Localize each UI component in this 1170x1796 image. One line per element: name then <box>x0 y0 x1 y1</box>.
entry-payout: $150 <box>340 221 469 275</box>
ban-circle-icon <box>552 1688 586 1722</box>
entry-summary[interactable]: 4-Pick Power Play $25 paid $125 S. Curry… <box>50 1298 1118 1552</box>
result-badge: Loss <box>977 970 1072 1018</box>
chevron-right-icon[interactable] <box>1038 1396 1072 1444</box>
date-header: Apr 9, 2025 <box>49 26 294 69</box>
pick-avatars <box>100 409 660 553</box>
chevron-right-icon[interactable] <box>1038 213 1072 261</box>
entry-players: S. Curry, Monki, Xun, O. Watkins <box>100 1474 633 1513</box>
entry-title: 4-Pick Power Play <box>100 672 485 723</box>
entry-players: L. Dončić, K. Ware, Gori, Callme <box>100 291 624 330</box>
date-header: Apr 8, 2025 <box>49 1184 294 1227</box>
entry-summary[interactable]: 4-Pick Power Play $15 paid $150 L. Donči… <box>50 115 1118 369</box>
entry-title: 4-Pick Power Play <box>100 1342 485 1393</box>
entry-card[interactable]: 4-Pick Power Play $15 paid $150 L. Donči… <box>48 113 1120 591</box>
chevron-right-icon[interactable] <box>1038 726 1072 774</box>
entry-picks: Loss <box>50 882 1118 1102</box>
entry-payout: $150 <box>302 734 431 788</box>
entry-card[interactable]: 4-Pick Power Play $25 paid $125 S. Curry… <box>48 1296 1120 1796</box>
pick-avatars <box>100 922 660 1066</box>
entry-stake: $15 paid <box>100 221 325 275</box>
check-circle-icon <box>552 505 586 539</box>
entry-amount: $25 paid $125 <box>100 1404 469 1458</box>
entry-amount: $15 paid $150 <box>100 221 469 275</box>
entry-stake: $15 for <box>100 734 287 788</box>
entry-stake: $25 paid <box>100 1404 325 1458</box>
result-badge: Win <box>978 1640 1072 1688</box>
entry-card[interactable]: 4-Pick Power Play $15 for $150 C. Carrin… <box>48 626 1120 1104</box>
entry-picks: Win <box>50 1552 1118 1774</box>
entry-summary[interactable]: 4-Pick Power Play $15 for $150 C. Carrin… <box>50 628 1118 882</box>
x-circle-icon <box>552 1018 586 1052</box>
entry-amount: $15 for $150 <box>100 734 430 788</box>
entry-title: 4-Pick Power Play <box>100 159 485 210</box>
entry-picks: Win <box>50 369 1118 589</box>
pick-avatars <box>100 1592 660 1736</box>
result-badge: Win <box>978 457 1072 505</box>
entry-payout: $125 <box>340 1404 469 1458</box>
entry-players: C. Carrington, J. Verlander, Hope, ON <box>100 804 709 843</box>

****

TASK DIRECTIONS -
Print every one of the records above once more, line for line, with each character left unchanged.

OUTPUT -
Localize each UI component in this 1170x1796 image. One line per element: name then <box>x0 y0 x1 y1</box>.
entry-payout: $150 <box>340 221 469 275</box>
ban-circle-icon <box>552 1688 586 1722</box>
entry-summary[interactable]: 4-Pick Power Play $25 paid $125 S. Curry… <box>50 1298 1118 1552</box>
result-badge: Loss <box>977 970 1072 1018</box>
chevron-right-icon[interactable] <box>1038 1396 1072 1444</box>
date-header: Apr 9, 2025 <box>49 26 294 69</box>
pick-avatars <box>100 409 660 553</box>
chevron-right-icon[interactable] <box>1038 213 1072 261</box>
entry-players: S. Curry, Monki, Xun, O. Watkins <box>100 1474 633 1513</box>
entry-title: 4-Pick Power Play <box>100 672 485 723</box>
entry-players: L. Dončić, K. Ware, Gori, Callme <box>100 291 624 330</box>
date-header: Apr 8, 2025 <box>49 1184 294 1227</box>
entry-summary[interactable]: 4-Pick Power Play $15 paid $150 L. Donči… <box>50 115 1118 369</box>
entry-title: 4-Pick Power Play <box>100 1342 485 1393</box>
entry-card[interactable]: 4-Pick Power Play $15 paid $150 L. Donči… <box>48 113 1120 591</box>
chevron-right-icon[interactable] <box>1038 726 1072 774</box>
entry-picks: Loss <box>50 882 1118 1102</box>
entry-payout: $150 <box>302 734 431 788</box>
entry-card[interactable]: 4-Pick Power Play $25 paid $125 S. Curry… <box>48 1296 1120 1796</box>
pick-avatars <box>100 922 660 1066</box>
entry-stake: $15 paid <box>100 221 325 275</box>
check-circle-icon <box>552 505 586 539</box>
entry-amount: $25 paid $125 <box>100 1404 469 1458</box>
entry-amount: $15 paid $150 <box>100 221 469 275</box>
entry-stake: $15 for <box>100 734 287 788</box>
entry-stake: $25 paid <box>100 1404 325 1458</box>
result-badge: Win <box>978 1640 1072 1688</box>
entry-card[interactable]: 4-Pick Power Play $15 for $150 C. Carrin… <box>48 626 1120 1104</box>
entry-picks: Win <box>50 1552 1118 1774</box>
entry-summary[interactable]: 4-Pick Power Play $15 for $150 C. Carrin… <box>50 628 1118 882</box>
x-circle-icon <box>552 1018 586 1052</box>
entry-amount: $15 for $150 <box>100 734 430 788</box>
entry-title: 4-Pick Power Play <box>100 159 485 210</box>
entry-picks: Win <box>50 369 1118 589</box>
pick-avatars <box>100 1592 660 1736</box>
result-badge: Win <box>978 457 1072 505</box>
entry-payout: $125 <box>340 1404 469 1458</box>
entry-players: C. Carrington, J. Verlander, Hope, ON <box>100 804 709 843</box>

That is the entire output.